# Raw records:
§

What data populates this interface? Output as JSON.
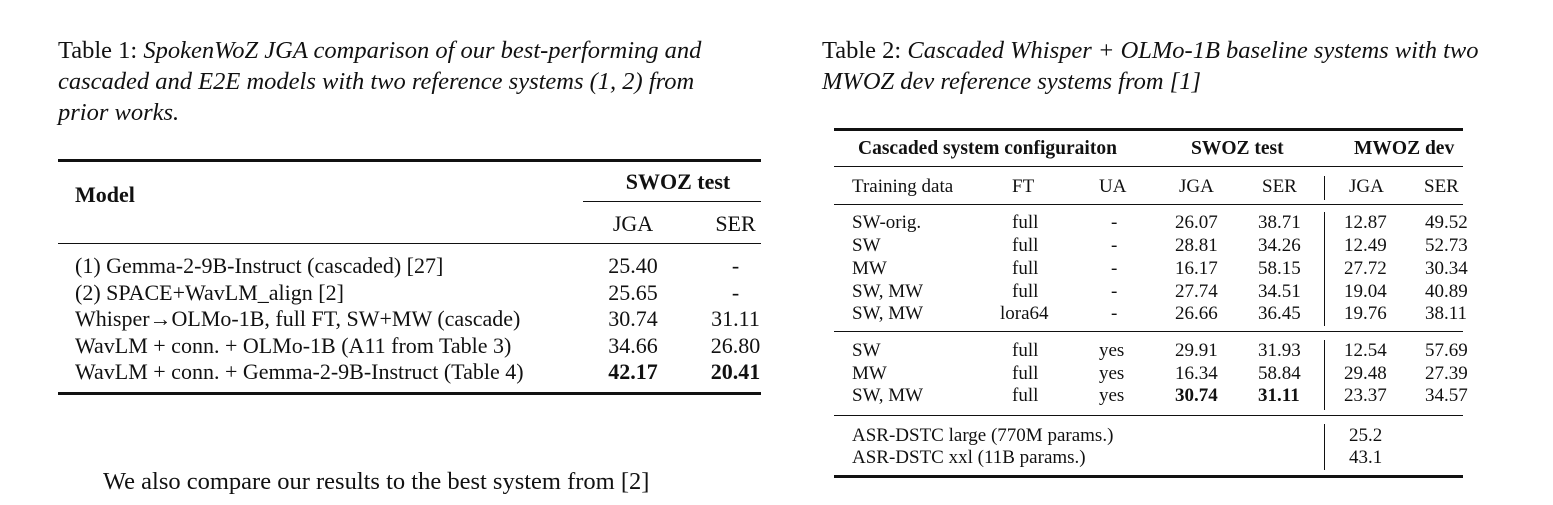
{
  "table1": {
    "caption_label": "Table 1:",
    "caption_text": "SpokenWoZ JGA comparison of our best-performing and cascaded and E2E models with two reference systems (1, 2) from prior works.",
    "header": {
      "model": "Model",
      "group": "SWOZ test",
      "jga": "JGA",
      "ser": "SER"
    },
    "rows": [
      {
        "model": "(1) Gemma-2-9B-Instruct (cascaded) [27]",
        "jga": "25.40",
        "ser": "-"
      },
      {
        "model": "(2) SPACE+WavLM_align [2]",
        "jga": "25.65",
        "ser": "-"
      },
      {
        "model": "Whisper→OLMo-1B, full FT, SW+MW (cascade)",
        "jga": "30.74",
        "ser": "31.11"
      },
      {
        "model": "WavLM + conn. + OLMo-1B (A11 from Table 3)",
        "jga": "34.66",
        "ser": "26.80"
      },
      {
        "model": "WavLM + conn. + Gemma-2-9B-Instruct (Table 4)",
        "jga": "42.17",
        "ser": "20.41"
      }
    ]
  },
  "table2": {
    "caption_label": "Table 2:",
    "caption_text": "Cascaded Whisper + OLMo-1B baseline systems with two MWOZ dev reference systems from [1]",
    "group_headers": {
      "config": "Cascaded system configuraiton",
      "swoz": "SWOZ test",
      "mwoz": "MWOZ dev"
    },
    "col_headers": {
      "training": "Training data",
      "ft": "FT",
      "ua": "UA",
      "jga": "JGA",
      "ser": "SER",
      "mjga": "JGA",
      "mser": "SER"
    },
    "block1": [
      {
        "training": "SW-orig.",
        "ft": "full",
        "ua": "-",
        "jga": "26.07",
        "ser": "38.71",
        "mjga": "12.87",
        "mser": "49.52"
      },
      {
        "training": "SW",
        "ft": "full",
        "ua": "-",
        "jga": "28.81",
        "ser": "34.26",
        "mjga": "12.49",
        "mser": "52.73"
      },
      {
        "training": "MW",
        "ft": "full",
        "ua": "-",
        "jga": "16.17",
        "ser": "58.15",
        "mjga": "27.72",
        "mser": "30.34"
      },
      {
        "training": "SW, MW",
        "ft": "full",
        "ua": "-",
        "jga": "27.74",
        "ser": "34.51",
        "mjga": "19.04",
        "mser": "40.89"
      },
      {
        "training": "SW, MW",
        "ft": "lora64",
        "ua": "-",
        "jga": "26.66",
        "ser": "36.45",
        "mjga": "19.76",
        "mser": "38.11"
      }
    ],
    "block2": [
      {
        "training": "SW",
        "ft": "full",
        "ua": "yes",
        "jga": "29.91",
        "ser": "31.93",
        "mjga": "12.54",
        "mser": "57.69"
      },
      {
        "training": "MW",
        "ft": "full",
        "ua": "yes",
        "jga": "16.34",
        "ser": "58.84",
        "mjga": "29.48",
        "mser": "27.39"
      },
      {
        "training": "SW, MW",
        "ft": "full",
        "ua": "yes",
        "jga": "30.74",
        "ser": "31.11",
        "mjga": "23.37",
        "mser": "34.57"
      }
    ],
    "block3": [
      {
        "training": "ASR-DSTC large (770M params.)",
        "mjga": "25.2"
      },
      {
        "training": "ASR-DSTC xxl (11B params.)",
        "mjga": "43.1"
      }
    ]
  },
  "body_text": "We also compare our results to the best system from [2]"
}
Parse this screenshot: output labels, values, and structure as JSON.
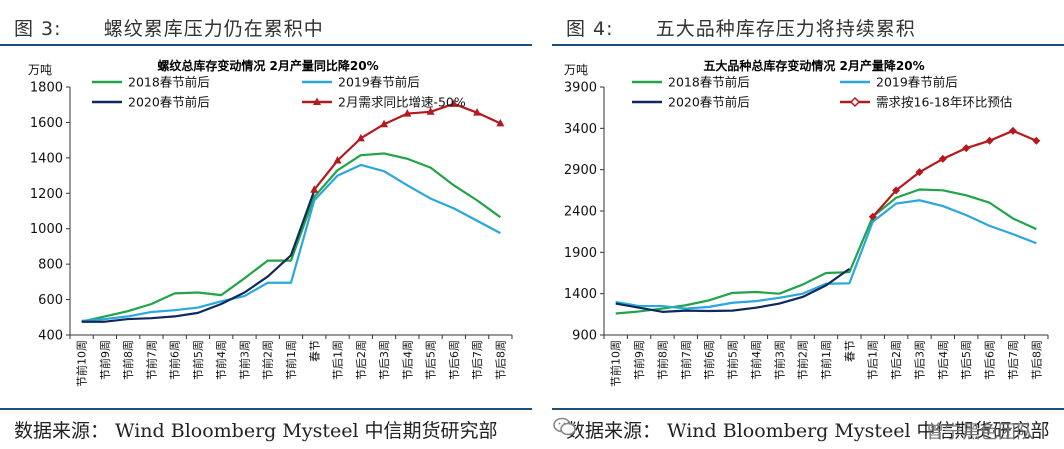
{
  "colors": {
    "green": "#22a34a",
    "light_blue": "#2aa7dc",
    "navy": "#10285a",
    "red": "#b3191f",
    "rule": "#1f4e79"
  },
  "left": {
    "fig_title": "图 3:      螺纹累库压力仍在累积中",
    "source": "数据来源： Wind Bloomberg Mysteel 中信期货研究部"
  },
  "right": {
    "fig_title": "图 4:      五大品种库存压力将持续累积",
    "source": "数据来源： Wind Bloomberg Mysteel 中信期货研究部",
    "watermark": "曾宁黑色团队",
    "watermark_icon": "wechat-icon"
  },
  "chart_data": [
    {
      "type": "line",
      "title": "螺纹总库存变动情况 2月产量同比降20%",
      "ylabel": "万吨",
      "ylim": [
        400,
        1800
      ],
      "yticks": [
        400,
        600,
        800,
        1000,
        1200,
        1400,
        1600,
        1800
      ],
      "grid": false,
      "legend_position": "top",
      "categories": [
        "节前10周",
        "节前9周",
        "节前8周",
        "节前7周",
        "节前6周",
        "节前5周",
        "节前4周",
        "节前3周",
        "节前2周",
        "节前1周",
        "春节",
        "节后1周",
        "节后2周",
        "节后3周",
        "节后4周",
        "节后5周",
        "节后6周",
        "节后7周",
        "节后8周"
      ],
      "series": [
        {
          "name": "2018春节前后",
          "color": "#22a34a",
          "values": [
            475,
            505,
            535,
            575,
            635,
            640,
            625,
            720,
            820,
            820,
            1180,
            1330,
            1415,
            1425,
            1395,
            1345,
            1245,
            1160,
            1065
          ]
        },
        {
          "name": "2019春节前后",
          "color": "#2aa7dc",
          "values": [
            480,
            490,
            505,
            530,
            540,
            555,
            590,
            620,
            695,
            695,
            1160,
            1300,
            1360,
            1325,
            1245,
            1170,
            1115,
            1045,
            975
          ]
        },
        {
          "name": "2020春节前后",
          "color": "#10285a",
          "values": [
            475,
            475,
            490,
            495,
            505,
            525,
            575,
            640,
            730,
            850,
            1215,
            null,
            null,
            null,
            null,
            null,
            null,
            null,
            null
          ]
        },
        {
          "name": "2月需求同比增速-50%",
          "color": "#b3191f",
          "marker": "triangle",
          "values": [
            null,
            null,
            null,
            null,
            null,
            null,
            null,
            null,
            null,
            null,
            1220,
            1385,
            1510,
            1590,
            1650,
            1660,
            1705,
            1655,
            1595
          ]
        }
      ]
    },
    {
      "type": "line",
      "title": "五大品种总库存变动情况 2月产量降20%",
      "ylabel": "万吨",
      "ylim": [
        900,
        3900
      ],
      "yticks": [
        900,
        1400,
        1900,
        2400,
        2900,
        3400,
        3900
      ],
      "grid": false,
      "legend_position": "top",
      "categories": [
        "节前10周",
        "节前9周",
        "节前8周",
        "节前7周",
        "节前6周",
        "节前5周",
        "节前4周",
        "节前3周",
        "节前2周",
        "节前1周",
        "春节",
        "节后1周",
        "节后2周",
        "节后3周",
        "节后4周",
        "节后5周",
        "节后6周",
        "节后7周",
        "节后8周"
      ],
      "series": [
        {
          "name": "2018春节前后",
          "color": "#22a34a",
          "values": [
            1160,
            1185,
            1220,
            1260,
            1320,
            1410,
            1420,
            1400,
            1510,
            1650,
            1660,
            2330,
            2560,
            2660,
            2650,
            2590,
            2500,
            2310,
            2180
          ]
        },
        {
          "name": "2019春节前后",
          "color": "#2aa7dc",
          "values": [
            1300,
            1250,
            1250,
            1220,
            1240,
            1290,
            1310,
            1350,
            1400,
            1520,
            1525,
            2270,
            2490,
            2530,
            2460,
            2350,
            2220,
            2120,
            2010
          ]
        },
        {
          "name": "2020春节前后",
          "color": "#10285a",
          "values": [
            1280,
            1230,
            1180,
            1195,
            1190,
            1195,
            1230,
            1280,
            1360,
            1500,
            1700,
            null,
            null,
            null,
            null,
            null,
            null,
            null,
            null
          ]
        },
        {
          "name": "需求按16-18年环比预估",
          "color": "#b3191f",
          "marker": "diamond",
          "values": [
            null,
            null,
            null,
            null,
            null,
            null,
            null,
            null,
            null,
            null,
            null,
            2330,
            2650,
            2870,
            3030,
            3160,
            3250,
            3370,
            3250
          ]
        }
      ]
    }
  ]
}
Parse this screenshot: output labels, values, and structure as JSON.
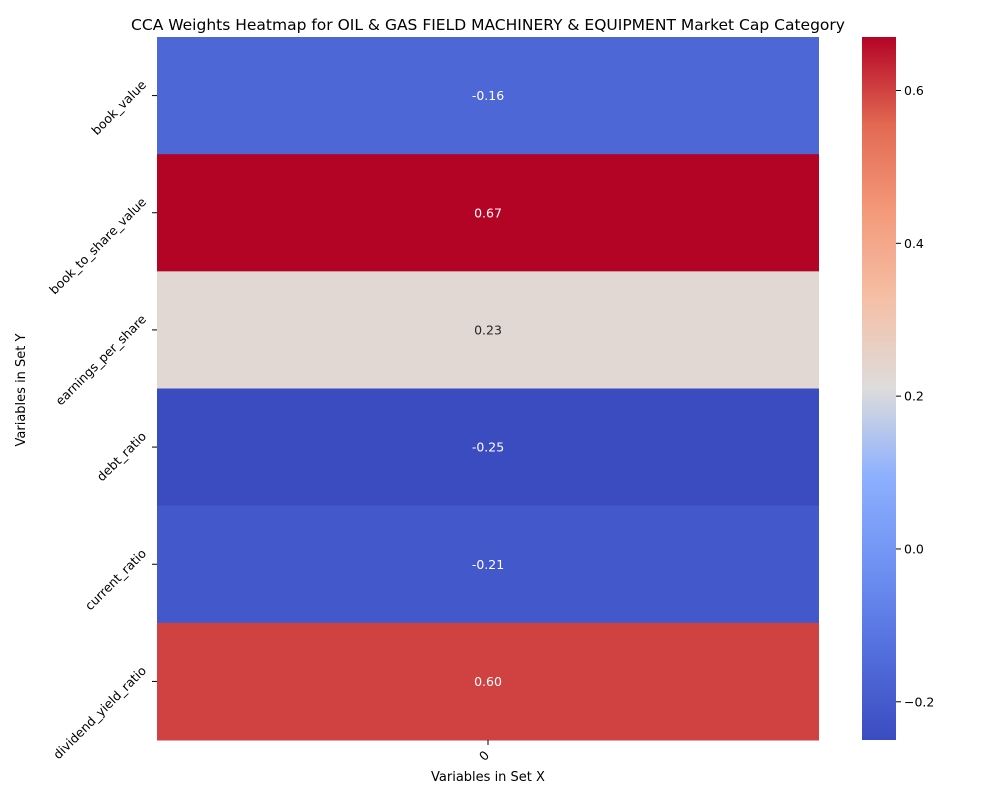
{
  "chart_data": {
    "type": "heatmap",
    "title": "CCA Weights Heatmap for OIL & GAS FIELD MACHINERY & EQUIPMENT Market Cap Category",
    "xlabel": "Variables in Set X",
    "ylabel": "Variables in Set Y",
    "x_categories": [
      "0"
    ],
    "y_categories": [
      "book_value",
      "book_to_share_value",
      "earnings_per_share",
      "debt_ratio",
      "current_ratio",
      "dividend_yield_ratio"
    ],
    "values": [
      [
        -0.16
      ],
      [
        0.67
      ],
      [
        0.23
      ],
      [
        -0.25
      ],
      [
        -0.21
      ],
      [
        0.6
      ]
    ],
    "value_labels": [
      "-0.16",
      "0.67",
      "0.23",
      "-0.25",
      "-0.21",
      "0.60"
    ],
    "colormap": "coolwarm",
    "vmin": -0.25,
    "vmax": 0.67,
    "colorbar_ticks": [
      -0.2,
      0.0,
      0.2,
      0.4,
      0.6
    ],
    "colorbar_tick_labels": [
      "−0.2",
      "0.0",
      "0.2",
      "0.4",
      "0.6"
    ]
  }
}
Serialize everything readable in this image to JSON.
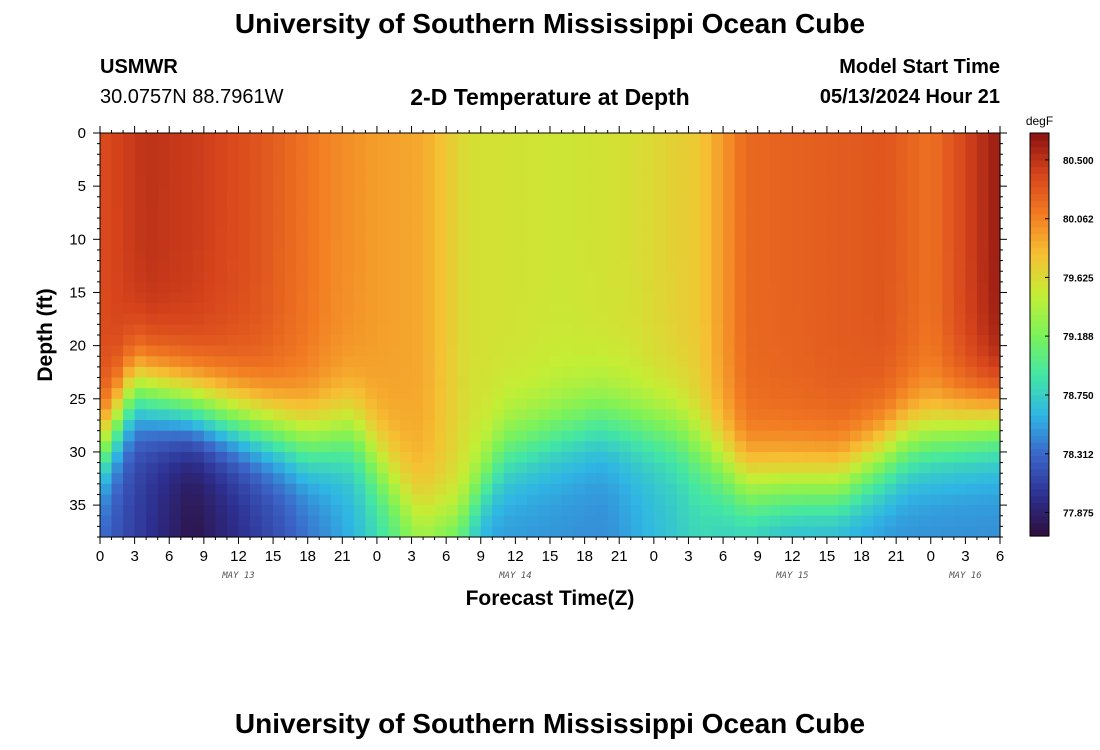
{
  "page": {
    "title_top": "University of Southern Mississippi Ocean Cube",
    "title_bottom": "University of Southern Mississippi Ocean Cube",
    "station_id": "USMWR",
    "coordinates": "30.0757N  88.7961W",
    "subtitle": "2-D Temperature at Depth",
    "model_start_label": "Model Start Time",
    "model_start_value": "05/13/2024 Hour 21"
  },
  "chart_data": {
    "type": "heatmap",
    "title": "2-D Temperature at Depth",
    "xlabel": "Forecast Time(Z)",
    "ylabel": "Depth (ft)",
    "x_range_hours": [
      0,
      78
    ],
    "x_ticks": [
      "0",
      "3",
      "6",
      "9",
      "12",
      "15",
      "18",
      "21",
      "0",
      "3",
      "6",
      "9",
      "12",
      "15",
      "18",
      "21",
      "0",
      "3",
      "6",
      "9",
      "12",
      "15",
      "18",
      "21",
      "0",
      "3",
      "6"
    ],
    "date_labels": [
      {
        "label": "MAY 13",
        "hour": 12
      },
      {
        "label": "MAY 14",
        "hour": 36
      },
      {
        "label": "MAY 15",
        "hour": 60
      },
      {
        "label": "MAY 16",
        "hour": 75
      }
    ],
    "ylim": [
      0,
      38
    ],
    "y_ticks": [
      0,
      5,
      10,
      15,
      20,
      25,
      30,
      35
    ],
    "colorbar": {
      "unit": "degF",
      "range": [
        77.7,
        80.7
      ],
      "labels": [
        "80.500",
        "80.062",
        "79.625",
        "79.188",
        "78.750",
        "78.312",
        "77.875"
      ],
      "label_values": [
        80.5,
        80.062,
        79.625,
        79.188,
        78.75,
        78.312,
        77.875
      ]
    },
    "surface_temp_profile": [
      {
        "hour": 0,
        "value": 80.35
      },
      {
        "hour": 4,
        "value": 80.5
      },
      {
        "hour": 8,
        "value": 80.45
      },
      {
        "hour": 14,
        "value": 80.3
      },
      {
        "hour": 20,
        "value": 80.05
      },
      {
        "hour": 24,
        "value": 79.95
      },
      {
        "hour": 28,
        "value": 79.9
      },
      {
        "hour": 32,
        "value": 79.6
      },
      {
        "hour": 40,
        "value": 79.55
      },
      {
        "hour": 46,
        "value": 79.6
      },
      {
        "hour": 52,
        "value": 79.75
      },
      {
        "hour": 56,
        "value": 80.2
      },
      {
        "hour": 62,
        "value": 80.25
      },
      {
        "hour": 68,
        "value": 80.3
      },
      {
        "hour": 72,
        "value": 80.15
      },
      {
        "hour": 78,
        "value": 80.65
      }
    ],
    "thermocline_depth_profile_ft": [
      {
        "hour": 0,
        "value": 30
      },
      {
        "hour": 3,
        "value": 24
      },
      {
        "hour": 6,
        "value": 25
      },
      {
        "hour": 12,
        "value": 27
      },
      {
        "hour": 18,
        "value": 29
      },
      {
        "hour": 22,
        "value": 28
      },
      {
        "hour": 27,
        "value": 35
      },
      {
        "hour": 31,
        "value": 37
      },
      {
        "hour": 35,
        "value": 30
      },
      {
        "hour": 43,
        "value": 27
      },
      {
        "hour": 50,
        "value": 28
      },
      {
        "hour": 56,
        "value": 33
      },
      {
        "hour": 64,
        "value": 33
      },
      {
        "hour": 70,
        "value": 29
      },
      {
        "hour": 78,
        "value": 27
      }
    ],
    "deep_temp_profile": [
      {
        "hour": 0,
        "value": 78.3
      },
      {
        "hour": 8,
        "value": 77.75
      },
      {
        "hour": 16,
        "value": 78.2
      },
      {
        "hour": 22,
        "value": 78.6
      },
      {
        "hour": 28,
        "value": 79.2
      },
      {
        "hour": 33,
        "value": 78.5
      },
      {
        "hour": 44,
        "value": 78.45
      },
      {
        "hour": 52,
        "value": 78.8
      },
      {
        "hour": 60,
        "value": 78.5
      },
      {
        "hour": 70,
        "value": 78.45
      },
      {
        "hour": 78,
        "value": 78.45
      }
    ],
    "transition_width_ft": 5
  },
  "colors": {
    "scale": [
      "#2e0e3a",
      "#2d2f8f",
      "#3c64c8",
      "#2fb5e4",
      "#43e6a5",
      "#7cf259",
      "#c4ee35",
      "#f6c033",
      "#f27b22",
      "#d6431c",
      "#8a1210"
    ],
    "scale_min": 77.7,
    "scale_max": 80.7
  }
}
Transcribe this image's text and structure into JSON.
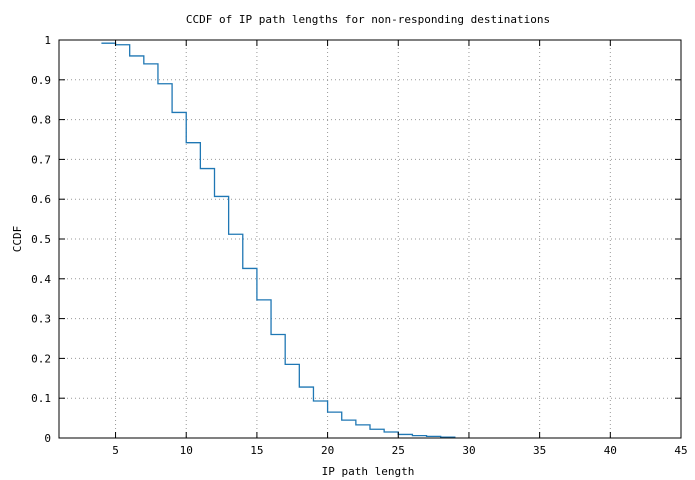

§

# Short problem:
In the material above, show every line where the word "Temperature" turns up.

# Answer for this exercise:
    "subtitle": "2-D Temperature at Depth",
    "title": "2-D Temperature at Depth",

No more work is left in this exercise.